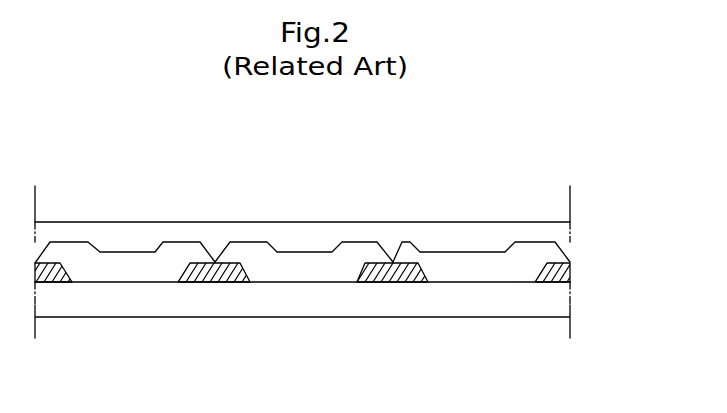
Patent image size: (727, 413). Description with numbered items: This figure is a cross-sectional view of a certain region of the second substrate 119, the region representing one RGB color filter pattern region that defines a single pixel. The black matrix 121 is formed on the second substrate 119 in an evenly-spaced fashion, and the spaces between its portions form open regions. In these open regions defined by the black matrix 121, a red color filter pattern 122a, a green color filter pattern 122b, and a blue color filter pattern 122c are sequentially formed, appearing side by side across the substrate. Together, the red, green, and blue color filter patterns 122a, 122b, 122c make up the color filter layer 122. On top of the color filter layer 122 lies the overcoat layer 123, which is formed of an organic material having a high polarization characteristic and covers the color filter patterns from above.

The second substrate 119 is at (568, 303).
The black matrix 121 is at (52, 283).
The color filter layer 122 is at (302, 202).
The red color filter pattern 122a is at (172, 250).
The green color filter pattern 122b is at (350, 250).
The blue color filter pattern 122c is at (481, 225).
The overcoat layer 123 is at (562, 233).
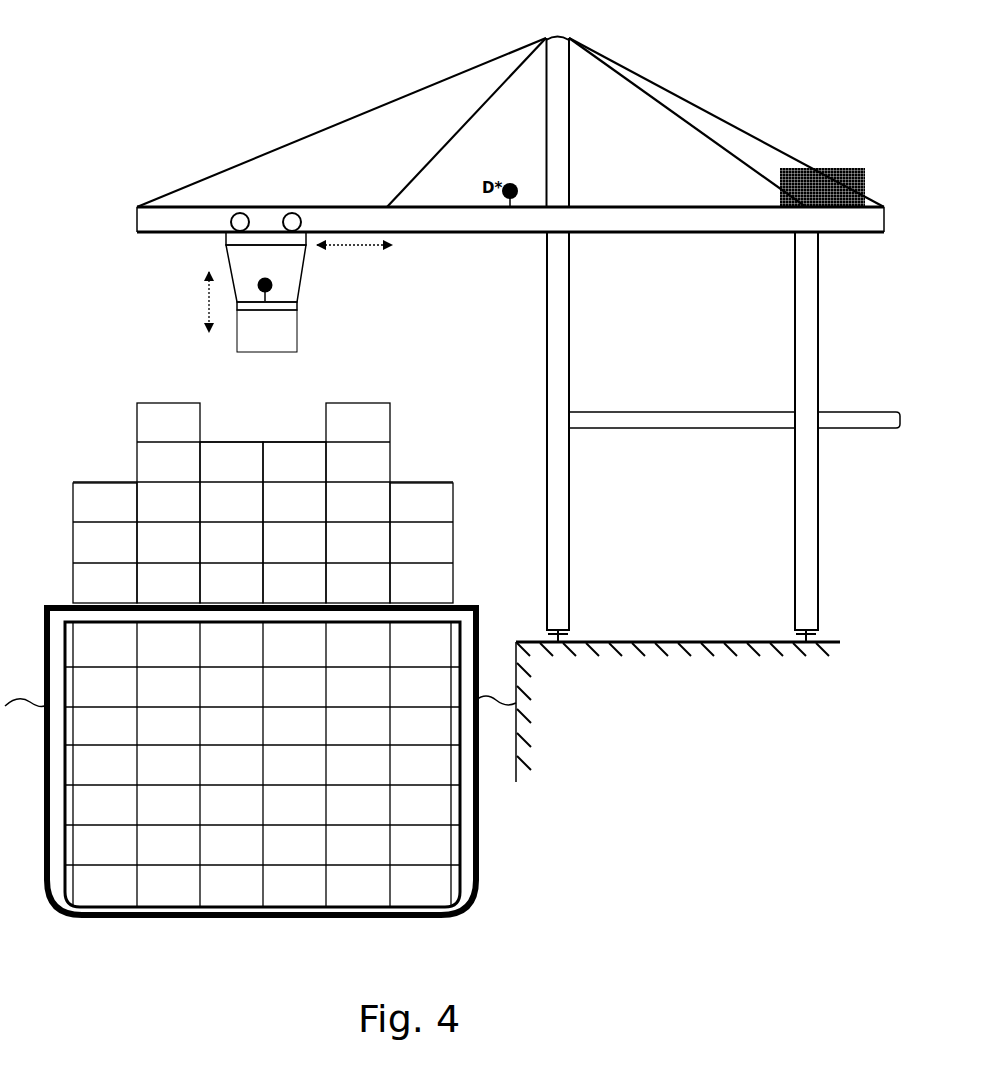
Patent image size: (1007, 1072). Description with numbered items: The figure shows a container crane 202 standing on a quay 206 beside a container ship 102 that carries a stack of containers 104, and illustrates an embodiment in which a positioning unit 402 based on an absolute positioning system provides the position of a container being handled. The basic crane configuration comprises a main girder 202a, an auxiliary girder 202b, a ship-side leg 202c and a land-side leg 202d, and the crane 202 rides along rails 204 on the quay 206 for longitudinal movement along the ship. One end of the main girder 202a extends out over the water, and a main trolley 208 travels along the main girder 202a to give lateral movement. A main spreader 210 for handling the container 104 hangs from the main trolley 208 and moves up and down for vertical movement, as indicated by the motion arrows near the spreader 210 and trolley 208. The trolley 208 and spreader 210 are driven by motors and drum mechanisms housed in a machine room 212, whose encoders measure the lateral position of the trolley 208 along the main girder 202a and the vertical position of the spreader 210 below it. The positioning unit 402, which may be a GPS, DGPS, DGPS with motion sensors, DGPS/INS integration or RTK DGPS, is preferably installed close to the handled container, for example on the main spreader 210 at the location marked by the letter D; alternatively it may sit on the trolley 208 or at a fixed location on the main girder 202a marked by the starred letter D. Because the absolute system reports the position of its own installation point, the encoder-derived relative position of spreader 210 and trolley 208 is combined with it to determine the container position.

----

**Exercise aim:**
Could you reproduce the items word for word, from the very beginning through the line that contains "The overcoat layer 123 is at (562, 233).", leaving the pictures out?

**The reply:**
Patent image size: (727, 413). Description with numbered items: This figure is a cross-sectional view of a certain region of the second substrate 119, the region representing one RGB color filter pattern region that defines a single pixel. The black matrix 121 is formed on the second substrate 119 in an evenly-spaced fashion, and the spaces between its portions form open regions. In these open regions defined by the black matrix 121, a red color filter pattern 122a, a green color filter pattern 122b, and a blue color filter pattern 122c are sequentially formed, appearing side by side across the substrate. Together, the red, green, and blue color filter patterns 122a, 122b, 122c make up the color filter layer 122. On top of the color filter layer 122 lies the overcoat layer 123, which is formed of an organic material having a high polarization characteristic and covers the color filter patterns from above.

The second substrate 119 is at (568, 303).
The black matrix 121 is at (52, 283).
The color filter layer 122 is at (302, 202).
The red color filter pattern 122a is at (172, 250).
The green color filter pattern 122b is at (350, 250).
The blue color filter pattern 122c is at (481, 225).
The overcoat layer 123 is at (562, 233).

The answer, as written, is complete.